> **GOAL**
Pictures do not belong in your copy. Repeat all the other data exactly.

· · · ·

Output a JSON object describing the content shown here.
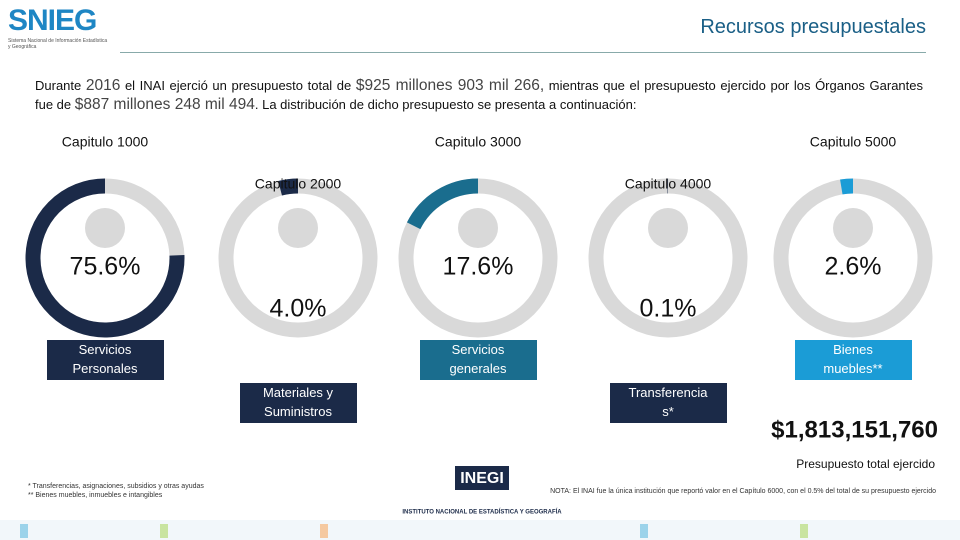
{
  "header": {
    "logo": "SNIEG",
    "logo_subtitle": "Sistema Nacional de Información Estadística y Geográfica",
    "title": "Recursos presupuestales"
  },
  "intro": [
    "Durante ",
    "2016",
    " el INAI ejerció un presupuesto total de ",
    "$925 millones 903 mil 266,",
    " mientras que el presupuesto ejercido por los Órganos Garantes fue de ",
    "$887 millones 248 mil 494",
    ". La distribución de dicho presupuesto se presenta a continuación:"
  ],
  "chart_data": {
    "type": "donut",
    "categories": [
      "Capitulo 1000",
      "Capitulo 2000",
      "Capitulo 3000",
      "Capitulo 4000",
      "Capitulo 5000"
    ],
    "descriptions": [
      "Servicios Personales",
      "Materiales y Suministros",
      "Servicios generales",
      "Transferencia s*",
      "Bienes muebles**"
    ],
    "values": [
      75.6,
      4.0,
      17.6,
      0.1,
      2.6
    ],
    "value_labels": [
      "75.6%",
      "4.0%",
      "17.6%",
      "0.1%",
      "2.6%"
    ],
    "colors": [
      "#1b2a48",
      "#1b2a48",
      "#1a6d8e",
      "#1b2a48",
      "#1b9cd6"
    ]
  },
  "total": {
    "value": "$1,813,151,760",
    "label": "Presupuesto total ejercido"
  },
  "footnotes": [
    "* Transferencias, asignaciones, subsidios y otras ayudas",
    "** Bienes muebles, inmuebles e intangibles"
  ],
  "note": "NOTA: El INAI fue la única institución que reportó valor en el Capítulo 6000, con el 0.5% del total de su presupuesto ejercido",
  "inegi": {
    "logo": "INEGI",
    "name": "INSTITUTO NACIONAL DE ESTADÍSTICA Y GEOGRAFÍA"
  }
}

· · · ·

> **FINAL ANSWER**
Output a JSON object describing the content shown here.
{
  "header": {
    "logo": "SNIEG",
    "logo_subtitle": "Sistema Nacional de Información Estadística y Geográfica",
    "title": "Recursos presupuestales"
  },
  "intro": [
    "Durante ",
    "2016",
    " el INAI ejerció un presupuesto total de ",
    "$925 millones 903 mil 266,",
    " mientras que el presupuesto ejercido por los Órganos Garantes fue de ",
    "$887 millones 248 mil 494",
    ". La distribución de dicho presupuesto se presenta a continuación:"
  ],
  "chart_data": {
    "type": "donut",
    "categories": [
      "Capitulo 1000",
      "Capitulo 2000",
      "Capitulo 3000",
      "Capitulo 4000",
      "Capitulo 5000"
    ],
    "descriptions": [
      "Servicios Personales",
      "Materiales y Suministros",
      "Servicios generales",
      "Transferencia s*",
      "Bienes muebles**"
    ],
    "values": [
      75.6,
      4.0,
      17.6,
      0.1,
      2.6
    ],
    "value_labels": [
      "75.6%",
      "4.0%",
      "17.6%",
      "0.1%",
      "2.6%"
    ],
    "colors": [
      "#1b2a48",
      "#1b2a48",
      "#1a6d8e",
      "#1b2a48",
      "#1b9cd6"
    ]
  },
  "total": {
    "value": "$1,813,151,760",
    "label": "Presupuesto total ejercido"
  },
  "footnotes": [
    "* Transferencias, asignaciones, subsidios y otras ayudas",
    "** Bienes muebles, inmuebles e intangibles"
  ],
  "note": "NOTA: El INAI fue la única institución que reportó valor en el Capítulo 6000, con el 0.5% del total de su presupuesto ejercido",
  "inegi": {
    "logo": "INEGI",
    "name": "INSTITUTO NACIONAL DE ESTADÍSTICA Y GEOGRAFÍA"
  }
}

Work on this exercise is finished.